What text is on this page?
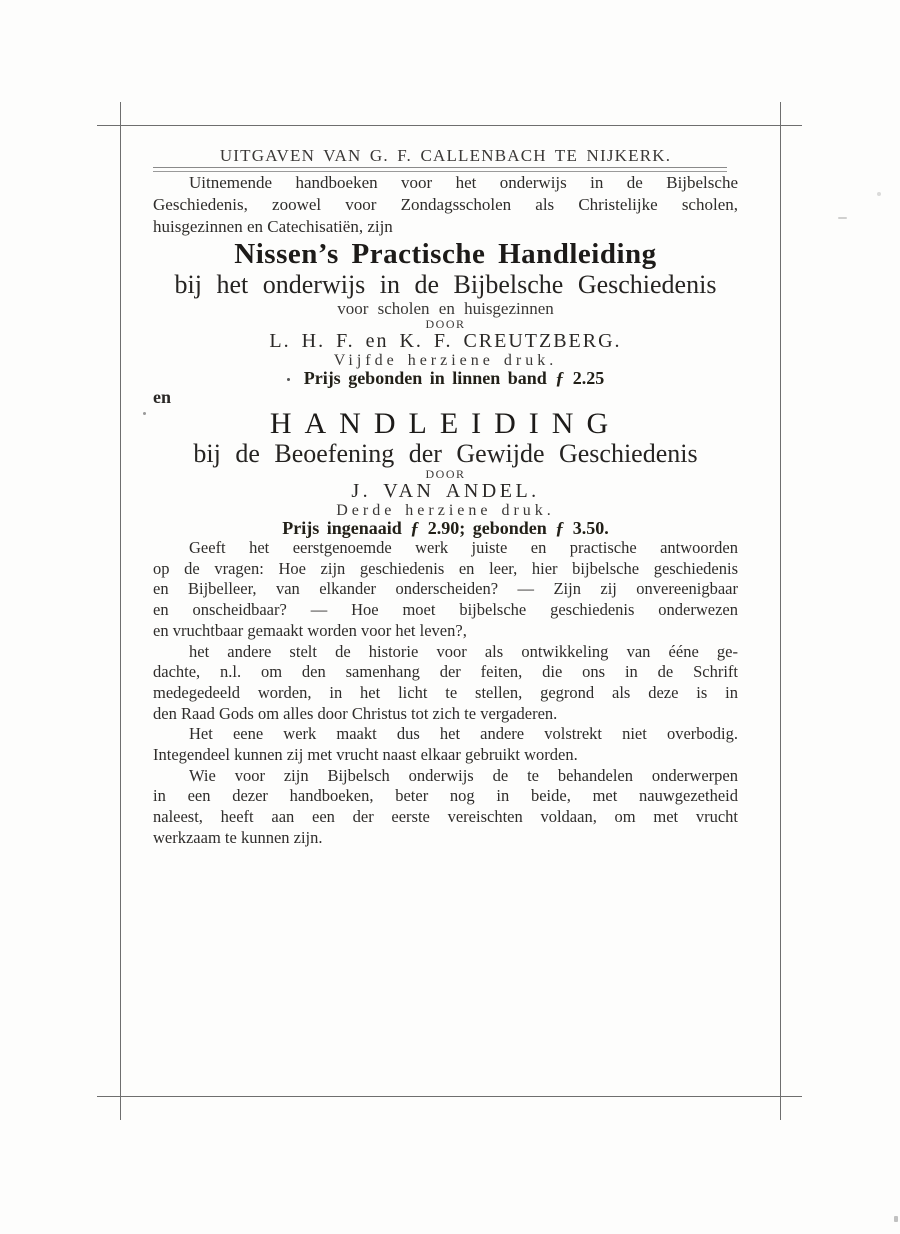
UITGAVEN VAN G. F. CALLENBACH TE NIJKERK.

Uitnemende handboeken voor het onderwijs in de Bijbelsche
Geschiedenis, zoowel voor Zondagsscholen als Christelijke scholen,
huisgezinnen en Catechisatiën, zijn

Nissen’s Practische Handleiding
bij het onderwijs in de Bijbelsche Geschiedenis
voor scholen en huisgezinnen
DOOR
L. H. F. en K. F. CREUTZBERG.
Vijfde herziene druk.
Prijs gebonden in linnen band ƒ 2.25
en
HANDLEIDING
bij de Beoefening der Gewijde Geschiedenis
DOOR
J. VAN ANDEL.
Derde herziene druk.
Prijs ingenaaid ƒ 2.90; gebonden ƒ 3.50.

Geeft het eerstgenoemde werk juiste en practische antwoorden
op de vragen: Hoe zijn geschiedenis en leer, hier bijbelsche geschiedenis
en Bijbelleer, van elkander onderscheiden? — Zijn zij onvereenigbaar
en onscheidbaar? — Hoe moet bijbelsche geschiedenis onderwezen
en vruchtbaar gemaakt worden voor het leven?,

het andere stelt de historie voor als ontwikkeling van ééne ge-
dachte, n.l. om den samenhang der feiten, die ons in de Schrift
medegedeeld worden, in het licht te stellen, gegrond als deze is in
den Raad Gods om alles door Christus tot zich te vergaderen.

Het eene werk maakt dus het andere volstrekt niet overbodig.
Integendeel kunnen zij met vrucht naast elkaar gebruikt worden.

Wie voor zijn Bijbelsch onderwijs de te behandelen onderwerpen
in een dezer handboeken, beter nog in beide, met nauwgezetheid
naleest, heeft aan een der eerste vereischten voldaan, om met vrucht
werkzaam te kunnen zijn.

+ + +

_What to produce_
Set down all the entries exactly as they appear, but skip any pictures.

_Complete response_
What text is on this page?
UITGAVEN VAN G. F. CALLENBACH TE NIJKERK.

Uitnemende handboeken voor het onderwijs in de Bijbelsche
Geschiedenis, zoowel voor Zondagsscholen als Christelijke scholen,
huisgezinnen en Catechisatiën, zijn

Nissen’s Practische Handleiding
bij het onderwijs in de Bijbelsche Geschiedenis
voor scholen en huisgezinnen
DOOR
L. H. F. en K. F. CREUTZBERG.
Vijfde herziene druk.
Prijs gebonden in linnen band ƒ 2.25
en
HANDLEIDING
bij de Beoefening der Gewijde Geschiedenis
DOOR
J. VAN ANDEL.
Derde herziene druk.
Prijs ingenaaid ƒ 2.90; gebonden ƒ 3.50.

Geeft het eerstgenoemde werk juiste en practische antwoorden
op de vragen: Hoe zijn geschiedenis en leer, hier bijbelsche geschiedenis
en Bijbelleer, van elkander onderscheiden? — Zijn zij onvereenigbaar
en onscheidbaar? — Hoe moet bijbelsche geschiedenis onderwezen
en vruchtbaar gemaakt worden voor het leven?,

het andere stelt de historie voor als ontwikkeling van ééne ge-
dachte, n.l. om den samenhang der feiten, die ons in de Schrift
medegedeeld worden, in het licht te stellen, gegrond als deze is in
den Raad Gods om alles door Christus tot zich te vergaderen.

Het eene werk maakt dus het andere volstrekt niet overbodig.
Integendeel kunnen zij met vrucht naast elkaar gebruikt worden.

Wie voor zijn Bijbelsch onderwijs de te behandelen onderwerpen
in een dezer handboeken, beter nog in beide, met nauwgezetheid
naleest, heeft aan een der eerste vereischten voldaan, om met vrucht
werkzaam te kunnen zijn.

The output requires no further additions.